* Dataset excerpt *
★ ★ ★

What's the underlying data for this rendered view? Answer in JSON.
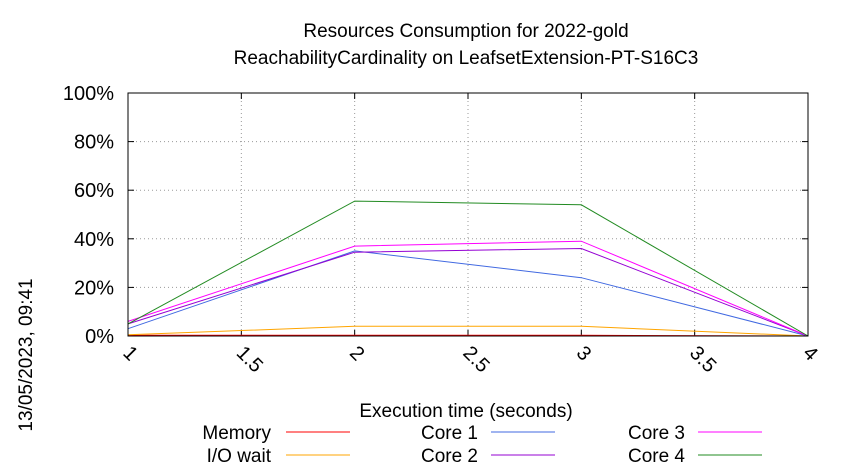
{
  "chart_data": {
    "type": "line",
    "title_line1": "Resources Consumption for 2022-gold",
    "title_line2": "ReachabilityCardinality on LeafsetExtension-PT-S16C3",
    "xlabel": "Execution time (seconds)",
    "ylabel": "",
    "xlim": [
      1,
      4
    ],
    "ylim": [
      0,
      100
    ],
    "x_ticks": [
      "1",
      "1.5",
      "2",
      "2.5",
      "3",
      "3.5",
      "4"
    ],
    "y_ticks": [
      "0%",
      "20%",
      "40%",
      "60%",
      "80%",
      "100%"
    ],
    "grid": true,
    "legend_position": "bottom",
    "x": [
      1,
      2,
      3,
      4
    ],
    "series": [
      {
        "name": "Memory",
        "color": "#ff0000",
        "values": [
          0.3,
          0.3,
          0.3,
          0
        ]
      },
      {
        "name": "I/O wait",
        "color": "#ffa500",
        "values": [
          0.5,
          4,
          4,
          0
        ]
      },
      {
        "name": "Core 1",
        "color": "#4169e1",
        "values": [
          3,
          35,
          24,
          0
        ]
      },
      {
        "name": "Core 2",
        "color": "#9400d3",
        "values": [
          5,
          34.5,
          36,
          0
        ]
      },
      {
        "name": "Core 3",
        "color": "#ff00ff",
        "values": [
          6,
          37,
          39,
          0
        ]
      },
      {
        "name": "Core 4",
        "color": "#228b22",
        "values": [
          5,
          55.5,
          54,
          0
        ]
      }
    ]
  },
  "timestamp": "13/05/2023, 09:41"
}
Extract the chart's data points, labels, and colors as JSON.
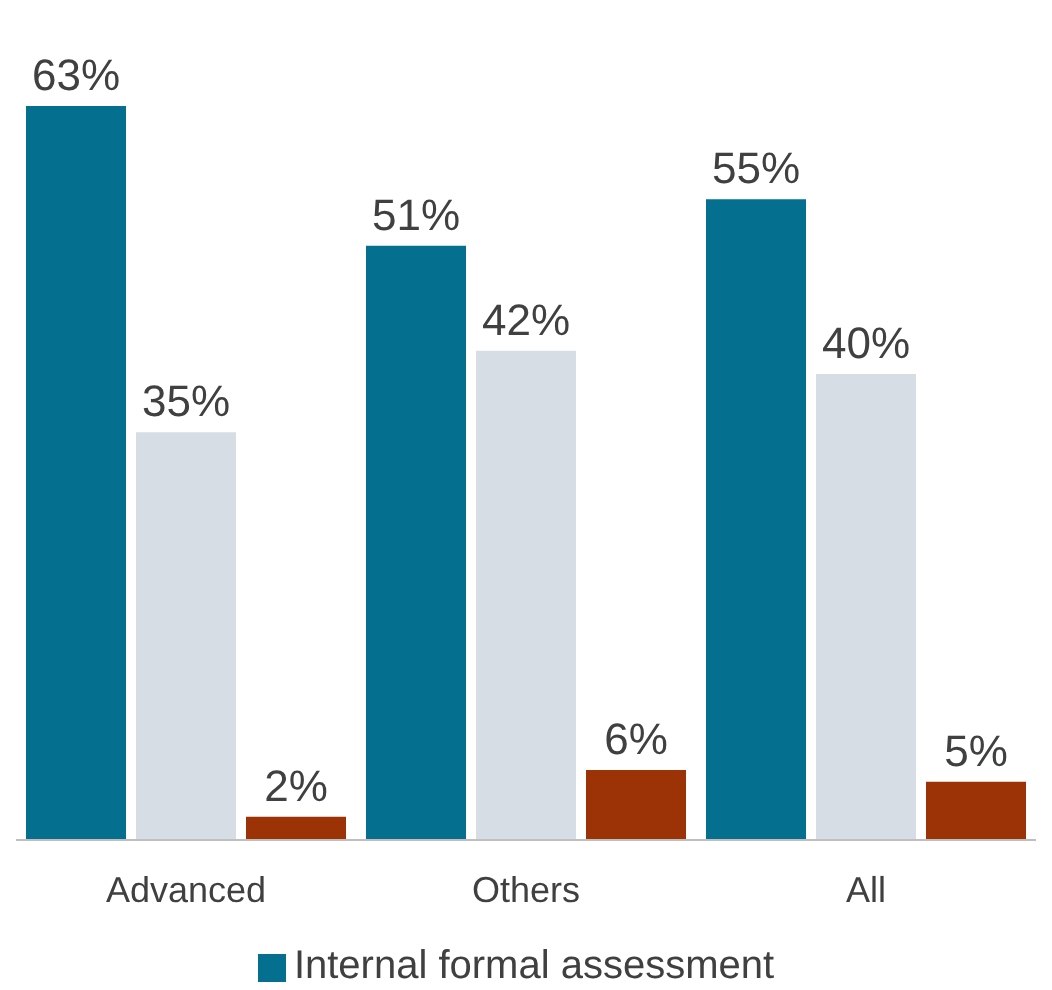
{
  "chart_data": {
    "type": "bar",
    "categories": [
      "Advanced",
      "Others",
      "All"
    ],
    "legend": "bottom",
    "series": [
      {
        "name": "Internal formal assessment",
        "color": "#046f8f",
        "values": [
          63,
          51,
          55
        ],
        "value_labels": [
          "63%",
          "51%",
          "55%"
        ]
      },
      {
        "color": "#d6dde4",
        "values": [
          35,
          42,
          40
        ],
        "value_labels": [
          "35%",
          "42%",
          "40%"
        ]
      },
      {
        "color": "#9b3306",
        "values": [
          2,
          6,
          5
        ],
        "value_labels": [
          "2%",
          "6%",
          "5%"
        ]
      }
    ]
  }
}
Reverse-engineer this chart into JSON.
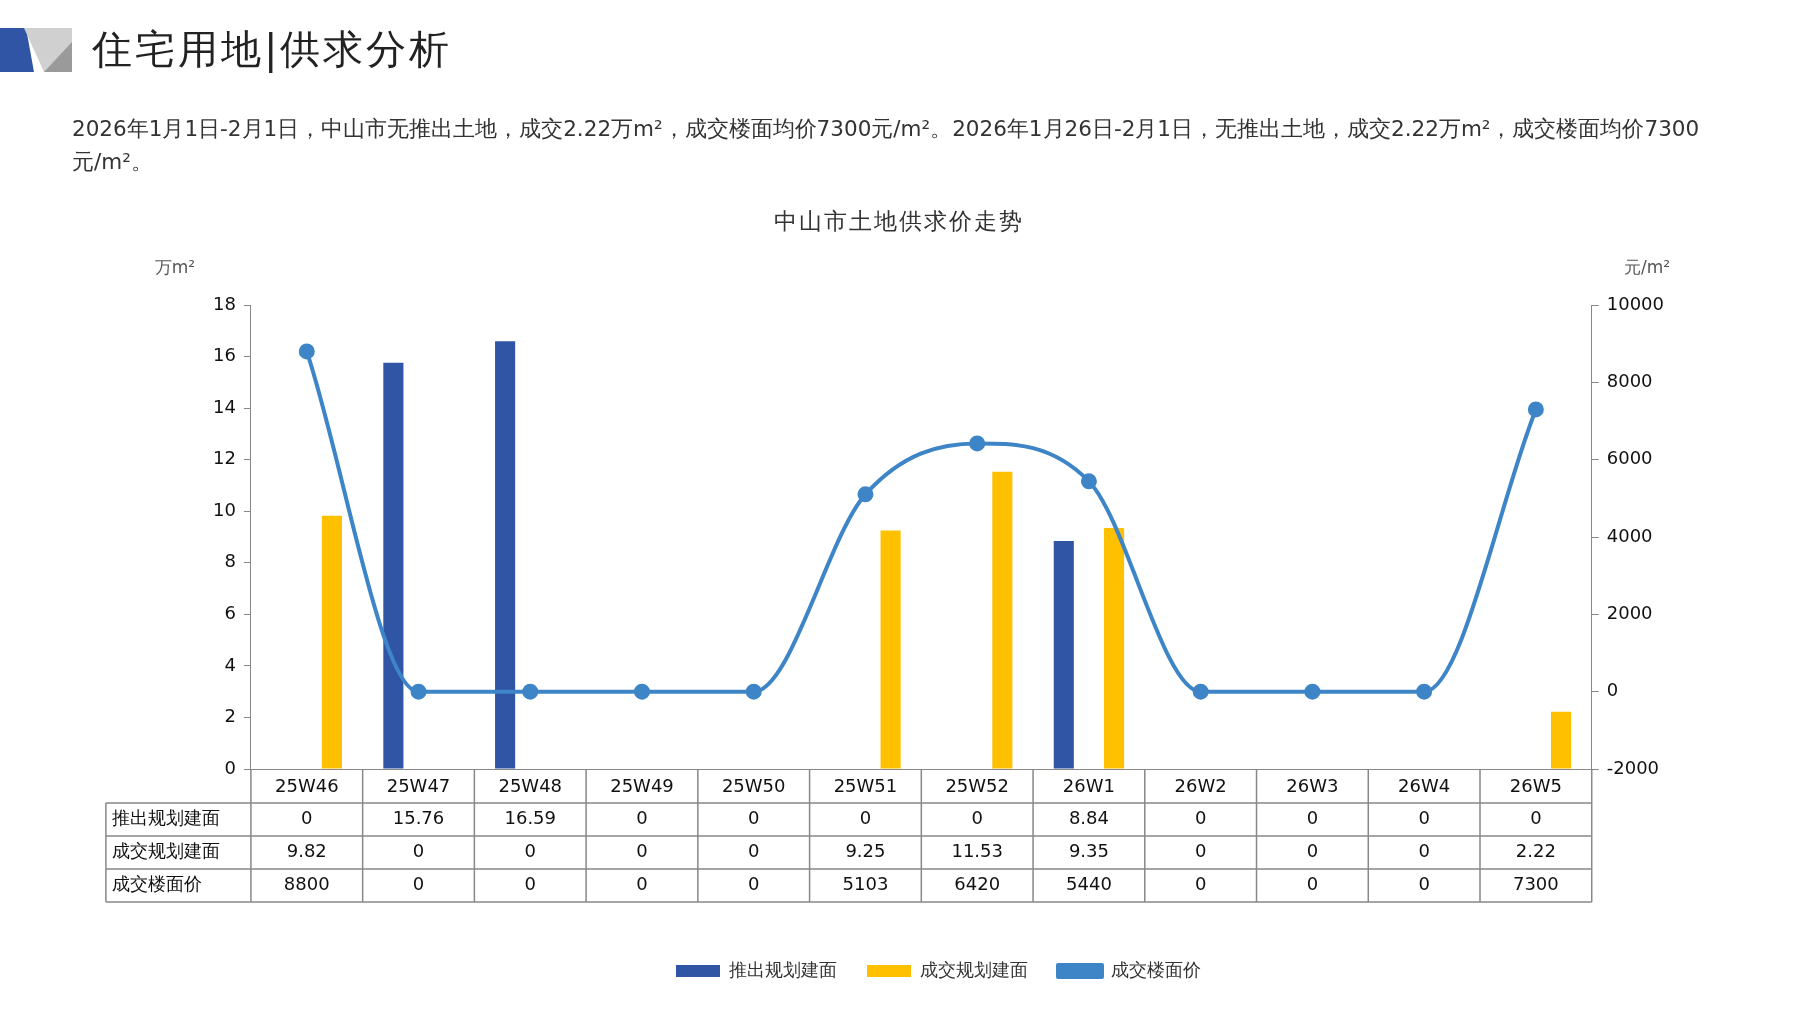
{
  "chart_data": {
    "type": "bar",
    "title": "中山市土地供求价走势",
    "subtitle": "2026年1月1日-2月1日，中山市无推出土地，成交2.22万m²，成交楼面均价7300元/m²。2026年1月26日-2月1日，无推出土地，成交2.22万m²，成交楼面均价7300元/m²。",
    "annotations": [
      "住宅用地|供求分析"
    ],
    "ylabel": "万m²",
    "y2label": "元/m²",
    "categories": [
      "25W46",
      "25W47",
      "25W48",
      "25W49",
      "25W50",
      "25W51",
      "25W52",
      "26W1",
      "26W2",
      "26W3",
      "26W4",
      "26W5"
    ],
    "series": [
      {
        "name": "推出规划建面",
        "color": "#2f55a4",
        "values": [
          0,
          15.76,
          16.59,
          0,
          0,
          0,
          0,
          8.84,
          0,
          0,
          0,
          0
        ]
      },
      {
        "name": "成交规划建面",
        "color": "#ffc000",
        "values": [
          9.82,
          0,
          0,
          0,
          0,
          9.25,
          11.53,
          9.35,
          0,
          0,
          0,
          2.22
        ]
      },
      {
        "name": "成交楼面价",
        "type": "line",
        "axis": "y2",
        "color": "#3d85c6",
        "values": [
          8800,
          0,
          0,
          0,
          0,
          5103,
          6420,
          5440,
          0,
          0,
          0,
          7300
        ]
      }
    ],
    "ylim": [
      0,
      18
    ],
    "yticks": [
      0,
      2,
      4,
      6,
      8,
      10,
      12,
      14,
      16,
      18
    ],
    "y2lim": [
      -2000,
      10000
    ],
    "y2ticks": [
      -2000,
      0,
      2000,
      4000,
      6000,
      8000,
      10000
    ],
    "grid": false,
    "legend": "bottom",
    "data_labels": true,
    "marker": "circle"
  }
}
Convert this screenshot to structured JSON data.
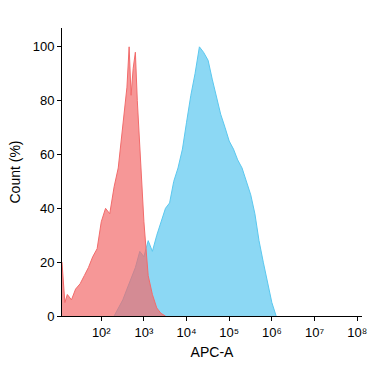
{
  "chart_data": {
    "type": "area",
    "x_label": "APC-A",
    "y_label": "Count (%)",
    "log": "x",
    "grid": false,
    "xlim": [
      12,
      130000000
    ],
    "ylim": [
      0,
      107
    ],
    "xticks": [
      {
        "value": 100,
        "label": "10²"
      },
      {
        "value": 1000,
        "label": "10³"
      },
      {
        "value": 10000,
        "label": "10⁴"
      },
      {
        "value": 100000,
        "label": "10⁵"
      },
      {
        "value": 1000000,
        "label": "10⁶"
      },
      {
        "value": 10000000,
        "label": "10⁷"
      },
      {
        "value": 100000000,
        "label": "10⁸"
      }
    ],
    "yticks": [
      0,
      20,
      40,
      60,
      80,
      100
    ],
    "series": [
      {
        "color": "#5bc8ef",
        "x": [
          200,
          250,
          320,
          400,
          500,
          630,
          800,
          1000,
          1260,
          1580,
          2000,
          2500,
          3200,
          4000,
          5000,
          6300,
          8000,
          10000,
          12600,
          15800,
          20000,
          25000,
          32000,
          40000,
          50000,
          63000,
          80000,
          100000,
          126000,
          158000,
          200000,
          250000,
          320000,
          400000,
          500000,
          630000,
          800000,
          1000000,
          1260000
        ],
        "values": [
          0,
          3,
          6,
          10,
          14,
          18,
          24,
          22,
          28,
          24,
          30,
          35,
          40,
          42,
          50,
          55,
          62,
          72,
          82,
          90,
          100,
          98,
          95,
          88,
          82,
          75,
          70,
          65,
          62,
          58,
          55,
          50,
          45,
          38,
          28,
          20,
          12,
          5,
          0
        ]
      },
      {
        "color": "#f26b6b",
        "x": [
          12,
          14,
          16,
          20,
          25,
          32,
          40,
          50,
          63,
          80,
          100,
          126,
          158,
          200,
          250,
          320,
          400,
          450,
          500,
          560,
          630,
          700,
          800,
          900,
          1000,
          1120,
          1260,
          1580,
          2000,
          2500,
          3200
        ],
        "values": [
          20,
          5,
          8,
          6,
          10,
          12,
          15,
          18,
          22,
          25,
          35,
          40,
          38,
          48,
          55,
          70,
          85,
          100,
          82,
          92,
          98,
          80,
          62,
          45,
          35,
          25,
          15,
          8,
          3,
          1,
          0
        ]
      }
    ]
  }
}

★ ★ ★

* Short problem *
Using the records above, pull out each line where the word "type" occurs.

* Task result *
    "type": "line",
    "type": "bar",
    "type": "bar",
        "type": "line",
    "type": "area",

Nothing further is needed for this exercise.